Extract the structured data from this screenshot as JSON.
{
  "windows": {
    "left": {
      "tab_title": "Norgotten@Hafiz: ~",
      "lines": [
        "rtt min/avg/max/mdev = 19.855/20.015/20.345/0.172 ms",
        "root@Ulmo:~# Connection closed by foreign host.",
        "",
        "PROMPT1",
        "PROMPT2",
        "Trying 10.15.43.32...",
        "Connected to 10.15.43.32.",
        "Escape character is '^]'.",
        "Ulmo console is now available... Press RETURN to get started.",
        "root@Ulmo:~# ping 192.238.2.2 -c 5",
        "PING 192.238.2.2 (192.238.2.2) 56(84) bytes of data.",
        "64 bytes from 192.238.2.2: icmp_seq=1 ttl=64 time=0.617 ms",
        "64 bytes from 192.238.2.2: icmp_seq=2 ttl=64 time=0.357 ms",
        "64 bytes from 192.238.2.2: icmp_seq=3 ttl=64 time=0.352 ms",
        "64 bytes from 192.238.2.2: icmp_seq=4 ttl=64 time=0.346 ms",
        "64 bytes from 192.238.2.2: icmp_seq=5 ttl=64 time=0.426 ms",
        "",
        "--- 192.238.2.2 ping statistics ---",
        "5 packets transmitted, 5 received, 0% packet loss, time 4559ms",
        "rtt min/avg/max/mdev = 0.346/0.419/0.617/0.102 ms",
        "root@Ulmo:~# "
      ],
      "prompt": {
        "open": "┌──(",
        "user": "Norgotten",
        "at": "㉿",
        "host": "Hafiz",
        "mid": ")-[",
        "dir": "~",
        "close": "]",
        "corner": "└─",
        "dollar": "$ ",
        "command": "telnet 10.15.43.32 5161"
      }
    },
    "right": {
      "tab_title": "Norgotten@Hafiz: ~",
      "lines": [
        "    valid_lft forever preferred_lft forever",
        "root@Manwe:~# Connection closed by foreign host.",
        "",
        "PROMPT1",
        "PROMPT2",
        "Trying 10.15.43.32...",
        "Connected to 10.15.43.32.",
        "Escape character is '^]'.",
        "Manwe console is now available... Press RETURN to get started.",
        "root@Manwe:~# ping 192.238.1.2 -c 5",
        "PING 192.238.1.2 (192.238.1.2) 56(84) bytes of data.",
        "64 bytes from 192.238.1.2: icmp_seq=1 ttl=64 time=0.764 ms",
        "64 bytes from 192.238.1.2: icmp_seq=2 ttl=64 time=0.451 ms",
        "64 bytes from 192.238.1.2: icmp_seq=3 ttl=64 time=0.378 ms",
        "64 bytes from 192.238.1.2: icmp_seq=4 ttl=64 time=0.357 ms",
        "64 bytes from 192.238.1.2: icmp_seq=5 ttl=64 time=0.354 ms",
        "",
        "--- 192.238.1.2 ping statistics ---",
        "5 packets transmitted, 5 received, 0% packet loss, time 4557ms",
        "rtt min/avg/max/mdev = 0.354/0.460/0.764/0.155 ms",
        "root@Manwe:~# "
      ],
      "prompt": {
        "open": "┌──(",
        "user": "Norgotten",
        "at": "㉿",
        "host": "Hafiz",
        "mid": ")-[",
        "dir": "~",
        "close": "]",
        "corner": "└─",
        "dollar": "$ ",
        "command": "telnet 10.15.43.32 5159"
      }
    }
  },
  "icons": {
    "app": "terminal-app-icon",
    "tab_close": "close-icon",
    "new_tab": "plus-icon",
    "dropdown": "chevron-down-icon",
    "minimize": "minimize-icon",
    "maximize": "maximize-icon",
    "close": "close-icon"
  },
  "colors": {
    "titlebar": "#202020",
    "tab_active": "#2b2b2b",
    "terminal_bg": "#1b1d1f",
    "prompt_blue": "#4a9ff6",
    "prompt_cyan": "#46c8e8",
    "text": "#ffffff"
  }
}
···
- WHAT YOU SHOULD DO -
Copy out each record, keeping every word as it is.

- WORKED ANSWER -
Extract the structured data from this screenshot as JSON.
{
  "windows": {
    "left": {
      "tab_title": "Norgotten@Hafiz: ~",
      "lines": [
        "rtt min/avg/max/mdev = 19.855/20.015/20.345/0.172 ms",
        "root@Ulmo:~# Connection closed by foreign host.",
        "",
        "PROMPT1",
        "PROMPT2",
        "Trying 10.15.43.32...",
        "Connected to 10.15.43.32.",
        "Escape character is '^]'.",
        "Ulmo console is now available... Press RETURN to get started.",
        "root@Ulmo:~# ping 192.238.2.2 -c 5",
        "PING 192.238.2.2 (192.238.2.2) 56(84) bytes of data.",
        "64 bytes from 192.238.2.2: icmp_seq=1 ttl=64 time=0.617 ms",
        "64 bytes from 192.238.2.2: icmp_seq=2 ttl=64 time=0.357 ms",
        "64 bytes from 192.238.2.2: icmp_seq=3 ttl=64 time=0.352 ms",
        "64 bytes from 192.238.2.2: icmp_seq=4 ttl=64 time=0.346 ms",
        "64 bytes from 192.238.2.2: icmp_seq=5 ttl=64 time=0.426 ms",
        "",
        "--- 192.238.2.2 ping statistics ---",
        "5 packets transmitted, 5 received, 0% packet loss, time 4559ms",
        "rtt min/avg/max/mdev = 0.346/0.419/0.617/0.102 ms",
        "root@Ulmo:~# "
      ],
      "prompt": {
        "open": "┌──(",
        "user": "Norgotten",
        "at": "㉿",
        "host": "Hafiz",
        "mid": ")-[",
        "dir": "~",
        "close": "]",
        "corner": "└─",
        "dollar": "$ ",
        "command": "telnet 10.15.43.32 5161"
      }
    },
    "right": {
      "tab_title": "Norgotten@Hafiz: ~",
      "lines": [
        "    valid_lft forever preferred_lft forever",
        "root@Manwe:~# Connection closed by foreign host.",
        "",
        "PROMPT1",
        "PROMPT2",
        "Trying 10.15.43.32...",
        "Connected to 10.15.43.32.",
        "Escape character is '^]'.",
        "Manwe console is now available... Press RETURN to get started.",
        "root@Manwe:~# ping 192.238.1.2 -c 5",
        "PING 192.238.1.2 (192.238.1.2) 56(84) bytes of data.",
        "64 bytes from 192.238.1.2: icmp_seq=1 ttl=64 time=0.764 ms",
        "64 bytes from 192.238.1.2: icmp_seq=2 ttl=64 time=0.451 ms",
        "64 bytes from 192.238.1.2: icmp_seq=3 ttl=64 time=0.378 ms",
        "64 bytes from 192.238.1.2: icmp_seq=4 ttl=64 time=0.357 ms",
        "64 bytes from 192.238.1.2: icmp_seq=5 ttl=64 time=0.354 ms",
        "",
        "--- 192.238.1.2 ping statistics ---",
        "5 packets transmitted, 5 received, 0% packet loss, time 4557ms",
        "rtt min/avg/max/mdev = 0.354/0.460/0.764/0.155 ms",
        "root@Manwe:~# "
      ],
      "prompt": {
        "open": "┌──(",
        "user": "Norgotten",
        "at": "㉿",
        "host": "Hafiz",
        "mid": ")-[",
        "dir": "~",
        "close": "]",
        "corner": "└─",
        "dollar": "$ ",
        "command": "telnet 10.15.43.32 5159"
      }
    }
  },
  "icons": {
    "app": "terminal-app-icon",
    "tab_close": "close-icon",
    "new_tab": "plus-icon",
    "dropdown": "chevron-down-icon",
    "minimize": "minimize-icon",
    "maximize": "maximize-icon",
    "close": "close-icon"
  },
  "colors": {
    "titlebar": "#202020",
    "tab_active": "#2b2b2b",
    "terminal_bg": "#1b1d1f",
    "prompt_blue": "#4a9ff6",
    "prompt_cyan": "#46c8e8",
    "text": "#ffffff"
  }
}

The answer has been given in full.